Copy the data that follows, character for character, minus the pictures.

(Data entries)
[start]

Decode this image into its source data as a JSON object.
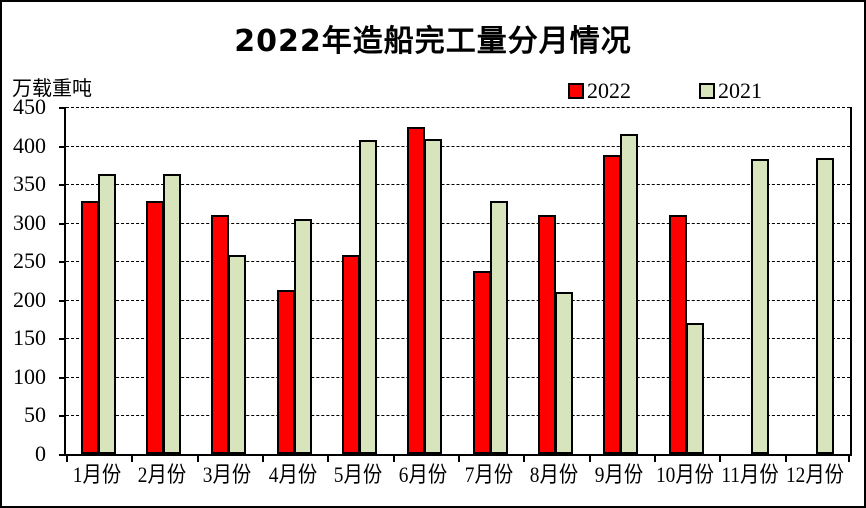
{
  "chart_data": {
    "type": "bar",
    "title": "2022年造船完工量分月情况",
    "ylabel": "万载重吨",
    "xlabel": "",
    "categories": [
      "1月份",
      "2月份",
      "3月份",
      "4月份",
      "5月份",
      "6月份",
      "7月份",
      "8月份",
      "9月份",
      "10月份",
      "11月份",
      "12月份"
    ],
    "series": [
      {
        "name": "2022",
        "color": "#FF0000",
        "values": [
          325,
          326,
          308,
          210,
          256,
          421,
          235,
          308,
          385,
          307,
          null,
          null
        ]
      },
      {
        "name": "2021",
        "color": "#D8E4BC",
        "values": [
          361,
          361,
          256,
          302,
          404,
          406,
          326,
          208,
          413,
          167,
          380,
          381
        ]
      }
    ],
    "ylim": [
      0,
      450
    ],
    "ytick_step": 50,
    "ytick_labels": [
      "450",
      "400",
      "350",
      "300",
      "250",
      "200",
      "150",
      "100",
      "50",
      "0"
    ],
    "grid": "horizontal-dashed",
    "legend_position": "top-right",
    "bar_border_color": "#000000",
    "background_color": "#FFFFFF"
  }
}
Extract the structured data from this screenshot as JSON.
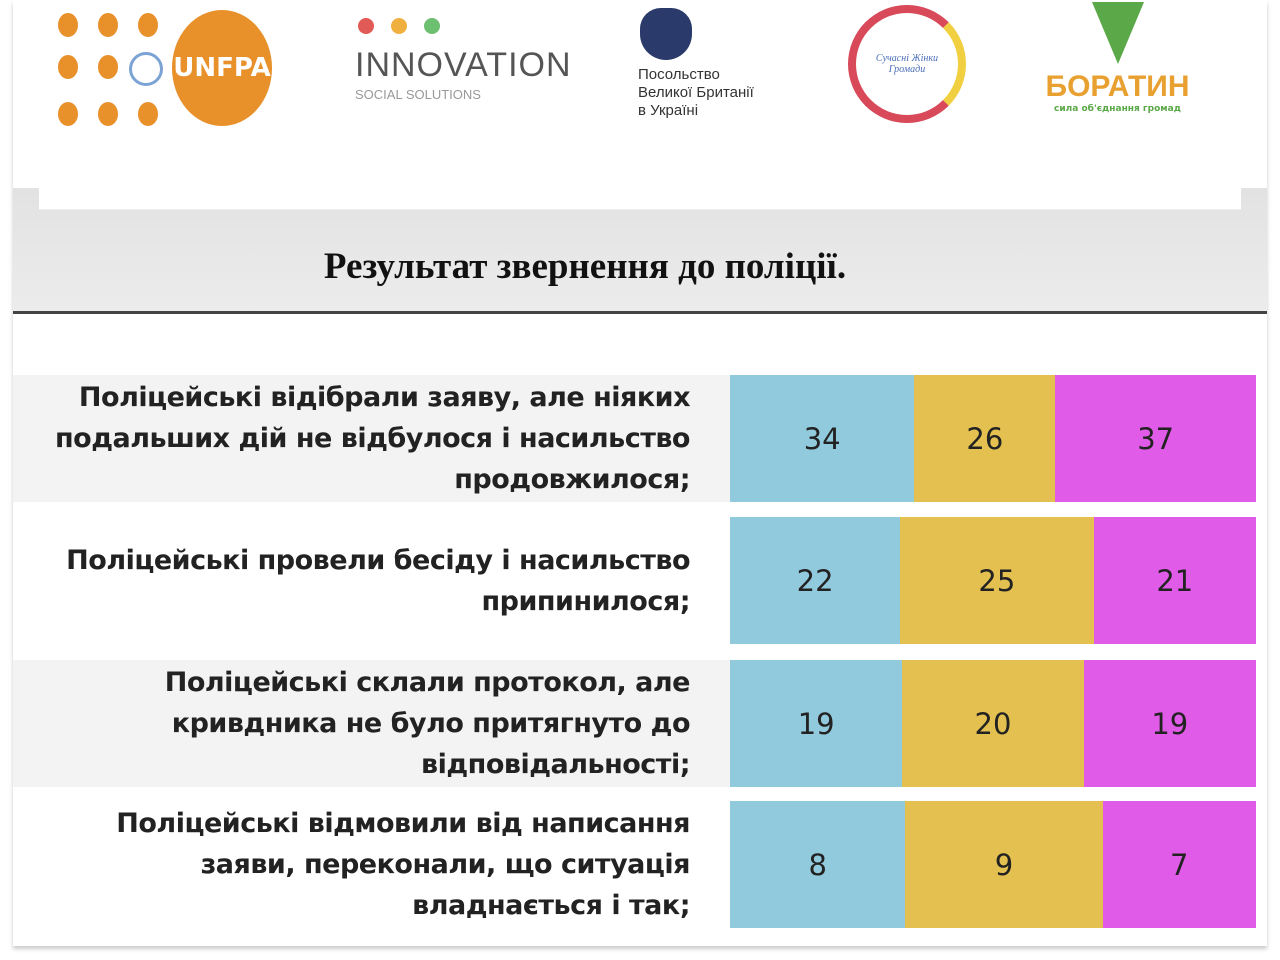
{
  "logos": {
    "unfpa": "UNFPA",
    "innovation": {
      "name": "INNOVATION",
      "tagline": "SOCIAL SOLUTIONS"
    },
    "embassy": [
      "Посольство",
      "Великої Британії",
      "в Україні"
    ],
    "women": "Сучасні Жінки Громади",
    "boratyn": {
      "name": "БОРАТИН",
      "tagline": "сила об'єднання громад"
    }
  },
  "title": "Результат звернення до поліції.",
  "colors": {
    "s1": "#92cadd",
    "s2": "#e3c050",
    "s3": "#e05ce8"
  },
  "chart_data": {
    "type": "bar",
    "stacked": "100%",
    "title": "Результат звернення до поліції.",
    "categories": [
      "Поліцейські відібрали заяву, але ніяких подальших дій не відбулося і насильство продовжилося;",
      "Поліцейські провели бесіду і насильство припинилося;",
      "Поліцейські склали протокол, але кривдника не було притягнуто до відповідальності;",
      "Поліцейські відмовили від написання заяви, переконали, що ситуація владнається і так;"
    ],
    "series": [
      {
        "name": "series-1",
        "values": [
          34,
          22,
          19,
          8
        ]
      },
      {
        "name": "series-2",
        "values": [
          26,
          25,
          20,
          9
        ]
      },
      {
        "name": "series-3",
        "values": [
          37,
          21,
          19,
          7
        ]
      }
    ]
  }
}
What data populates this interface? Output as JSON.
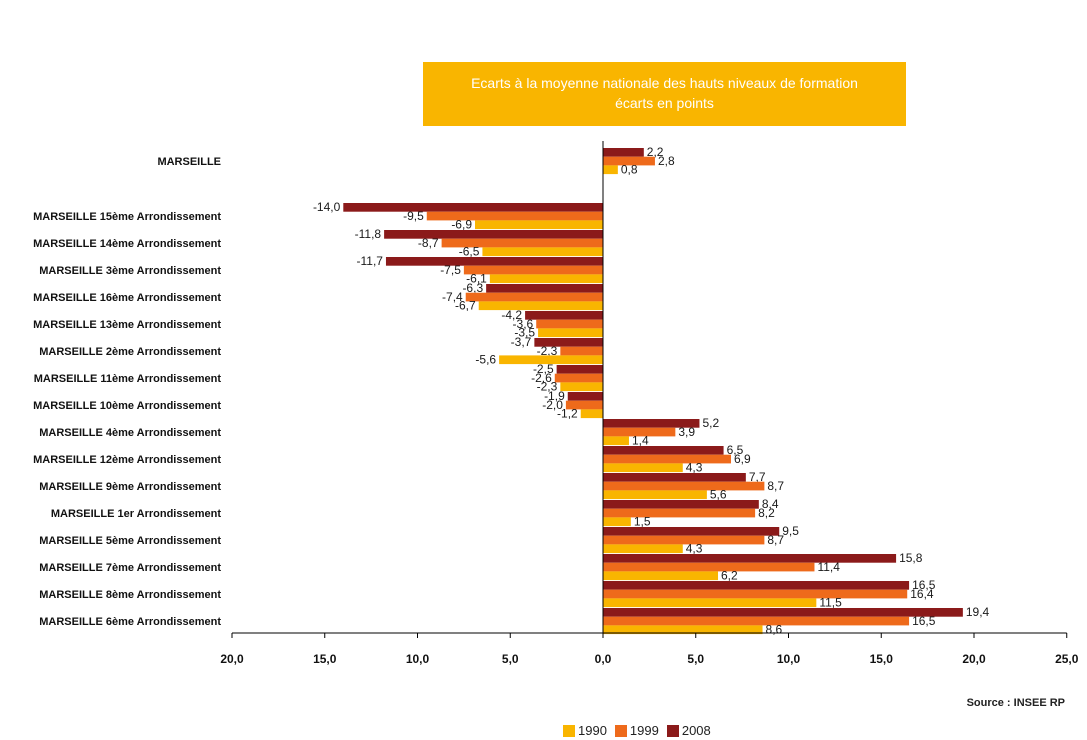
{
  "chart_data": {
    "type": "bar",
    "orientation": "horizontal",
    "title": "Ecarts à la moyenne nationale des hauts niveaux de formation",
    "subtitle": "écarts en points",
    "categories": [
      "MARSEILLE",
      "MARSEILLE 15ème Arrondissement",
      "MARSEILLE 14ème Arrondissement",
      "MARSEILLE 3ème Arrondissement",
      "MARSEILLE 16ème Arrondissement",
      "MARSEILLE 13ème Arrondissement",
      "MARSEILLE 2ème Arrondissement",
      "MARSEILLE 11ème Arrondissement",
      "MARSEILLE 10ème Arrondissement",
      "MARSEILLE 4ème Arrondissement",
      "MARSEILLE 12ème Arrondissement",
      "MARSEILLE 9ème Arrondissement",
      "MARSEILLE 1er Arrondissement",
      "MARSEILLE 5ème Arrondissement",
      "MARSEILLE 7ème Arrondissement",
      "MARSEILLE 8ème Arrondissement",
      "MARSEILLE 6ème Arrondissement"
    ],
    "series": [
      {
        "name": "2008",
        "color": "#8b1a1a",
        "values": [
          2.2,
          -14.0,
          -11.8,
          -11.7,
          -6.3,
          -4.2,
          -3.7,
          -2.5,
          -1.9,
          5.2,
          6.5,
          7.7,
          8.4,
          9.5,
          15.8,
          16.5,
          19.4
        ],
        "labels": [
          "2,2",
          "-14,0",
          "-11,8",
          "-11,7",
          "-6,3",
          "-4,2",
          "-3,7",
          "-2,5",
          "-1,9",
          "5,2",
          "6,5",
          "7,7",
          "8,4",
          "9,5",
          "15,8",
          "16,5",
          "19,4"
        ]
      },
      {
        "name": "1999",
        "color": "#ee6a1b",
        "values": [
          2.8,
          -9.5,
          -8.7,
          -7.5,
          -7.4,
          -3.6,
          -2.3,
          -2.6,
          -2.0,
          3.9,
          6.9,
          8.7,
          8.2,
          8.7,
          11.4,
          16.4,
          16.5
        ],
        "labels": [
          "2,8",
          "-9,5",
          "-8,7",
          "-7,5",
          "-7,4",
          "-3,6",
          "-2,3",
          "-2,6",
          "-2,0",
          "3,9",
          "6,9",
          "8,7",
          "8,2",
          "8,7",
          "11,4",
          "16,4",
          "16,5"
        ]
      },
      {
        "name": "1990",
        "color": "#f9b500",
        "values": [
          0.8,
          -6.9,
          -6.5,
          -6.1,
          -6.7,
          -3.5,
          -5.6,
          -2.3,
          -1.2,
          1.4,
          4.3,
          5.6,
          1.5,
          4.3,
          6.2,
          11.5,
          8.6
        ],
        "labels": [
          "0,8",
          "-6,9",
          "-6,5",
          "-6,1",
          "-6,7",
          "-3,5",
          "-5,6",
          "-2,3",
          "-1,2",
          "1,4",
          "4,3",
          "5,6",
          "1,5",
          "4,3",
          "6,2",
          "11,5",
          "8,6"
        ]
      }
    ],
    "xlim": [
      -20,
      25
    ],
    "xticks": [
      -20,
      -15,
      -10,
      -5,
      0,
      5,
      10,
      15,
      20,
      25
    ],
    "xtick_labels": [
      "20,0",
      "15,0",
      "10,0",
      "5,0",
      "0,0",
      "5,0",
      "10,0",
      "15,0",
      "20,0",
      "25,0"
    ],
    "grid": false,
    "legend": "bottom",
    "legend_entries": [
      "1990",
      "1999",
      "2008"
    ],
    "source": "Source : INSEE RP"
  }
}
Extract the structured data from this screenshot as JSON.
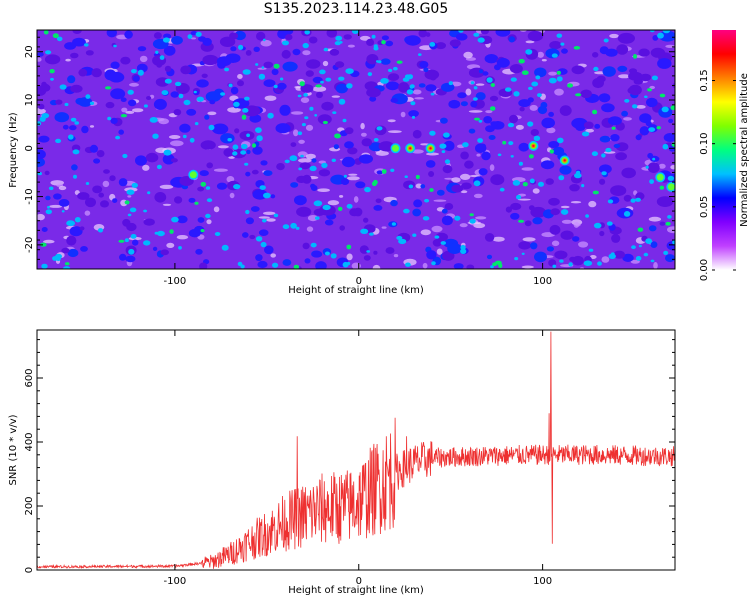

[end]

ANSWER IN FULL =
Decode this image into its source data as a JSON object.
{
  "chart_data": {
    "type": "bar",
    "title": "2022年造船完工量分月情况",
    "ylabel": "万载重吨",
    "xlabel": "",
    "categories": [
      "1月份",
      "2月份",
      "3月份",
      "4月份",
      "5月份",
      "6月份",
      "7月份",
      "8月份",
      "9月份",
      "10月份",
      "11月份",
      "12月份"
    ],
    "series": [
      {
        "name": "2022",
        "color": "#FF0000",
        "values": [
          325,
          326,
          308,
          210,
          256,
          421,
          235,
          308,
          385,
          307,
          null,
          null
        ]
      },
      {
        "name": "2021",
        "color": "#D8E4BC",
        "values": [
          361,
          361,
          256,
          302,
          404,
          406,
          326,
          208,
          413,
          167,
          380,
          381
        ]
      }
    ],
    "ylim": [
      0,
      450
    ],
    "ytick_step": 50,
    "ytick_labels": [
      "450",
      "400",
      "350",
      "300",
      "250",
      "200",
      "150",
      "100",
      "50",
      "0"
    ],
    "grid": "horizontal-dashed",
    "legend_position": "top-right",
    "bar_border_color": "#000000",
    "background_color": "#FFFFFF"
  }
}
Extract the structured data from this screenshot as JSON.
{
  "logos": {
    "unfpa": "UNFPA",
    "innovation": {
      "name": "INNOVATION",
      "tagline": "SOCIAL SOLUTIONS"
    },
    "embassy": [
      "Посольство",
      "Великої Британії",
      "в Україні"
    ],
    "women": "Сучасні Жінки Громади",
    "boratyn": {
      "name": "БОРАТИН",
      "tagline": "сила об'єднання громад"
    }
  },
  "title": "Результат звернення до поліції.",
  "colors": {
    "s1": "#92cadd",
    "s2": "#e3c050",
    "s3": "#e05ce8"
  },
  "chart_data": {
    "type": "bar",
    "stacked": "100%",
    "title": "Результат звернення до поліції.",
    "categories": [
      "Поліцейські відібрали заяву, але ніяких подальших дій не відбулося і насильство продовжилося;",
      "Поліцейські провели бесіду і насильство припинилося;",
      "Поліцейські склали протокол, але кривдника не було притягнуто до відповідальності;",
      "Поліцейські відмовили від написання заяви, переконали, що ситуація владнається і так;"
    ],
    "series": [
      {
        "name": "series-1",
        "values": [
          34,
          22,
          19,
          8
        ]
      },
      {
        "name": "series-2",
        "values": [
          26,
          25,
          20,
          9
        ]
      },
      {
        "name": "series-3",
        "values": [
          37,
          21,
          19,
          7
        ]
      }
    ]
  }
}
What data populates this interface? Output as JSON.
{
  "chart_data": {
    "type": "bar",
    "orientation": "horizontal",
    "title": "Ecarts à la moyenne nationale des hauts niveaux de formation",
    "subtitle": "écarts en points",
    "categories": [
      "MARSEILLE",
      "MARSEILLE 15ème Arrondissement",
      "MARSEILLE 14ème Arrondissement",
      "MARSEILLE 3ème Arrondissement",
      "MARSEILLE 16ème Arrondissement",
      "MARSEILLE 13ème Arrondissement",
      "MARSEILLE 2ème Arrondissement",
      "MARSEILLE 11ème Arrondissement",
      "MARSEILLE 10ème Arrondissement",
      "MARSEILLE 4ème Arrondissement",
      "MARSEILLE 12ème Arrondissement",
      "MARSEILLE 9ème Arrondissement",
      "MARSEILLE 1er Arrondissement",
      "MARSEILLE 5ème Arrondissement",
      "MARSEILLE 7ème Arrondissement",
      "MARSEILLE 8ème Arrondissement",
      "MARSEILLE 6ème Arrondissement"
    ],
    "series": [
      {
        "name": "2008",
        "color": "#8b1a1a",
        "values": [
          2.2,
          -14.0,
          -11.8,
          -11.7,
          -6.3,
          -4.2,
          -3.7,
          -2.5,
          -1.9,
          5.2,
          6.5,
          7.7,
          8.4,
          9.5,
          15.8,
          16.5,
          19.4
        ],
        "labels": [
          "2,2",
          "-14,0",
          "-11,8",
          "-11,7",
          "-6,3",
          "-4,2",
          "-3,7",
          "-2,5",
          "-1,9",
          "5,2",
          "6,5",
          "7,7",
          "8,4",
          "9,5",
          "15,8",
          "16,5",
          "19,4"
        ]
      },
      {
        "name": "1999",
        "color": "#ee6a1b",
        "values": [
          2.8,
          -9.5,
          -8.7,
          -7.5,
          -7.4,
          -3.6,
          -2.3,
          -2.6,
          -2.0,
          3.9,
          6.9,
          8.7,
          8.2,
          8.7,
          11.4,
          16.4,
          16.5
        ],
        "labels": [
          "2,8",
          "-9,5",
          "-8,7",
          "-7,5",
          "-7,4",
          "-3,6",
          "-2,3",
          "-2,6",
          "-2,0",
          "3,9",
          "6,9",
          "8,7",
          "8,2",
          "8,7",
          "11,4",
          "16,4",
          "16,5"
        ]
      },
      {
        "name": "1990",
        "color": "#f9b500",
        "values": [
          0.8,
          -6.9,
          -6.5,
          -6.1,
          -6.7,
          -3.5,
          -5.6,
          -2.3,
          -1.2,
          1.4,
          4.3,
          5.6,
          1.5,
          4.3,
          6.2,
          11.5,
          8.6
        ],
        "labels": [
          "0,8",
          "-6,9",
          "-6,5",
          "-6,1",
          "-6,7",
          "-3,5",
          "-5,6",
          "-2,3",
          "-1,2",
          "1,4",
          "4,3",
          "5,6",
          "1,5",
          "4,3",
          "6,2",
          "11,5",
          "8,6"
        ]
      }
    ],
    "xlim": [
      -20,
      25
    ],
    "xticks": [
      -20,
      -15,
      -10,
      -5,
      0,
      5,
      10,
      15,
      20,
      25
    ],
    "xtick_labels": [
      "20,0",
      "15,0",
      "10,0",
      "5,0",
      "0,0",
      "5,0",
      "10,0",
      "15,0",
      "20,0",
      "25,0"
    ],
    "grid": false,
    "legend": "bottom",
    "legend_entries": [
      "1990",
      "1999",
      "2008"
    ],
    "source": "Source : INSEE RP"
  }
}
Extract the structured data from this screenshot as JSON.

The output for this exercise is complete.